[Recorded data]
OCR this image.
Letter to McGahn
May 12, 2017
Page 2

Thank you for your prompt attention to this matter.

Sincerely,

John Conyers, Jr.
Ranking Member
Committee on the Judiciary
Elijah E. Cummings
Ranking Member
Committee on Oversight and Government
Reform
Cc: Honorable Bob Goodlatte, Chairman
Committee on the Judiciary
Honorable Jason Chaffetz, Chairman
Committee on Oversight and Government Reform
...
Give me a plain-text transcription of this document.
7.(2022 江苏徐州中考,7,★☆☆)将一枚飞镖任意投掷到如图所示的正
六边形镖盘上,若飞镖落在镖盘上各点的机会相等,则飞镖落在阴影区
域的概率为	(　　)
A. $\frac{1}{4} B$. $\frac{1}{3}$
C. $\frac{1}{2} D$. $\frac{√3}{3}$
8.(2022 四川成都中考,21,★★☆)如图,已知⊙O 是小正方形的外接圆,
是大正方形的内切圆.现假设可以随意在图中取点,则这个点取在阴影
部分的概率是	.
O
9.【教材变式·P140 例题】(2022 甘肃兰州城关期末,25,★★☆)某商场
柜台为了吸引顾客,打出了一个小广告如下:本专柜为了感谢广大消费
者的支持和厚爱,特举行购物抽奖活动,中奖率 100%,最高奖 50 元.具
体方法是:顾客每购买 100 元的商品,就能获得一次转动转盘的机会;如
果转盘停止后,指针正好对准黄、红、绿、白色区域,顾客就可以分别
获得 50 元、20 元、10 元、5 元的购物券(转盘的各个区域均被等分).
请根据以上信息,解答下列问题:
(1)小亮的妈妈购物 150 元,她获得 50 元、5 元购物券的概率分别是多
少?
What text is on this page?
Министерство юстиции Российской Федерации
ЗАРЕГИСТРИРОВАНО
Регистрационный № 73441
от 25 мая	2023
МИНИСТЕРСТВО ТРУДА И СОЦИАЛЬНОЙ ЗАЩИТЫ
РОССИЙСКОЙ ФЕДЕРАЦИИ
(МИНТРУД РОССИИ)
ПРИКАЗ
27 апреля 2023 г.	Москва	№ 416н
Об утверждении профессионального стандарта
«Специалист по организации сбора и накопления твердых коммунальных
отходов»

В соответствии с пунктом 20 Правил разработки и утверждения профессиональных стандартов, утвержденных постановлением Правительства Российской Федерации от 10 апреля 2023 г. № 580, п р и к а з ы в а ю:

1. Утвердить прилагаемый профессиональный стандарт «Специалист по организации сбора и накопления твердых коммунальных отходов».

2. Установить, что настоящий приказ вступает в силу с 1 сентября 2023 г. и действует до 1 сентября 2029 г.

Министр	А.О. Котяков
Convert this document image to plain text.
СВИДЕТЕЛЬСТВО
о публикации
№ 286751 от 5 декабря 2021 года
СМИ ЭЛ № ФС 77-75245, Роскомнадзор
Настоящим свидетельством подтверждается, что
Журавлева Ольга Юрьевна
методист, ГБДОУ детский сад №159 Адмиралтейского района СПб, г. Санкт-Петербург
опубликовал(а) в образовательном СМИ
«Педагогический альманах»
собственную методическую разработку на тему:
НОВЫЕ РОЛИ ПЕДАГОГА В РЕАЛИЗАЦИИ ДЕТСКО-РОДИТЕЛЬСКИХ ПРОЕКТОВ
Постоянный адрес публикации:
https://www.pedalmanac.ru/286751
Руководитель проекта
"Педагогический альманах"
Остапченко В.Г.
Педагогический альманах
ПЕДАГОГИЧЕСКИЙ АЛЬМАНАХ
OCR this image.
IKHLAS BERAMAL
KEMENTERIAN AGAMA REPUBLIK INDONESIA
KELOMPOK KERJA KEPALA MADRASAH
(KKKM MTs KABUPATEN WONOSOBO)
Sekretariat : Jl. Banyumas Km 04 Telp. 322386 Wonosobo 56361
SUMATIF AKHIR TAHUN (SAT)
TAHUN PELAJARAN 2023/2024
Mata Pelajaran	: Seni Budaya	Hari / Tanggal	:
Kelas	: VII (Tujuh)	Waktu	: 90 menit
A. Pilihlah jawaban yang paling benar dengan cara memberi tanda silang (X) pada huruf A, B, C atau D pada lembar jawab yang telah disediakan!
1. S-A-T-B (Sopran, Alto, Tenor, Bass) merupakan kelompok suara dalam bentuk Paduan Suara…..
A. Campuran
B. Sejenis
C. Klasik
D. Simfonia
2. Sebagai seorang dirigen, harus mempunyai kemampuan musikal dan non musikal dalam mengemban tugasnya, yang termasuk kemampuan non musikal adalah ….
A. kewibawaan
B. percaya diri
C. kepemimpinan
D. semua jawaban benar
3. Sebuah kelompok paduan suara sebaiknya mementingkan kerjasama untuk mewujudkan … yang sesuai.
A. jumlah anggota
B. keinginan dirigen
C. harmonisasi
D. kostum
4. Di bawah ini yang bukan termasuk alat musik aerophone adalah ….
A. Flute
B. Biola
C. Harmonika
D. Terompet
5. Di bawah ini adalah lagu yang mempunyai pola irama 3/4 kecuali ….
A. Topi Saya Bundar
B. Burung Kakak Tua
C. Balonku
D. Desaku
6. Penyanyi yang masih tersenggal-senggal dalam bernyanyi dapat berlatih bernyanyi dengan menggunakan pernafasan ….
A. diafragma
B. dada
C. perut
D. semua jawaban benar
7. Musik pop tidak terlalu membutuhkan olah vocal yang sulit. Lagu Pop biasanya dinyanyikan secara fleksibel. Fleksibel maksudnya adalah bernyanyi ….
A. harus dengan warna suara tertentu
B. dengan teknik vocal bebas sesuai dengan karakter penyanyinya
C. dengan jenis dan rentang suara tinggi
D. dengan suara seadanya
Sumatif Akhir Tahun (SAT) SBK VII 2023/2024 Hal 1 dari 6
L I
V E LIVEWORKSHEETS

> _Exercise details_: Pull out every line of the records that includes the string "Oversight".

> _Exercise result_:
Committee on Oversight and Government
Committee on Oversight and Government Reform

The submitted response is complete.